Task to complete
Can you write out the whole listing exactly?

Input records
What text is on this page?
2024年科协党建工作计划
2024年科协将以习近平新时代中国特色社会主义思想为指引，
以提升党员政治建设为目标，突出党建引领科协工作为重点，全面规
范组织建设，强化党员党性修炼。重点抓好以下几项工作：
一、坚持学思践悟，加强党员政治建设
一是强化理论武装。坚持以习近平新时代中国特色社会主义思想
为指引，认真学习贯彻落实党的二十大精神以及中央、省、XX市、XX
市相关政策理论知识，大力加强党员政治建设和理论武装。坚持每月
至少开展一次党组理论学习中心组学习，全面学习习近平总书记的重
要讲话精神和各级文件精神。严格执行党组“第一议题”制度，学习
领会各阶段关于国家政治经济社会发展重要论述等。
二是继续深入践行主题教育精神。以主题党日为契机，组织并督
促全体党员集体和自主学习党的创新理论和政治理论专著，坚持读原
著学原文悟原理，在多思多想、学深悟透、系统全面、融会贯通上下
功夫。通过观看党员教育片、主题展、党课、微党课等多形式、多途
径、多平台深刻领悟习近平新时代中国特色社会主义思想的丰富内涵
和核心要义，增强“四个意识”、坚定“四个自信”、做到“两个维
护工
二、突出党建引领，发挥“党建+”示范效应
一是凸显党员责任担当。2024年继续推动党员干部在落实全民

Exercise response
What text is on this page?
2024年科协党建工作计划
2024年科协将以习近平新时代中国特色社会主义思想为指引，
以提升党员政治建设为目标，突出党建引领科协工作为重点，全面规
范组织建设，强化党员党性修炼。重点抓好以下几项工作：
一、坚持学思践悟，加强党员政治建设
一是强化理论武装。坚持以习近平新时代中国特色社会主义思想
为指引，认真学习贯彻落实党的二十大精神以及中央、省、XX市、XX
市相关政策理论知识，大力加强党员政治建设和理论武装。坚持每月
至少开展一次党组理论学习中心组学习，全面学习习近平总书记的重
要讲话精神和各级文件精神。严格执行党组“第一议题”制度，学习
领会各阶段关于国家政治经济社会发展重要论述等。
二是继续深入践行主题教育精神。以主题党日为契机，组织并督
促全体党员集体和自主学习党的创新理论和政治理论专著，坚持读原
著学原文悟原理，在多思多想、学深悟透、系统全面、融会贯通上下
功夫。通过观看党员教育片、主题展、党课、微党课等多形式、多途
径、多平台深刻领悟习近平新时代中国特色社会主义思想的丰富内涵
和核心要义，增强“四个意识”、坚定“四个自信”、做到“两个维
护工
二、突出党建引领，发挥“党建+”示范效应
一是凸显党员责任担当。2024年继续推动党员干部在落实全民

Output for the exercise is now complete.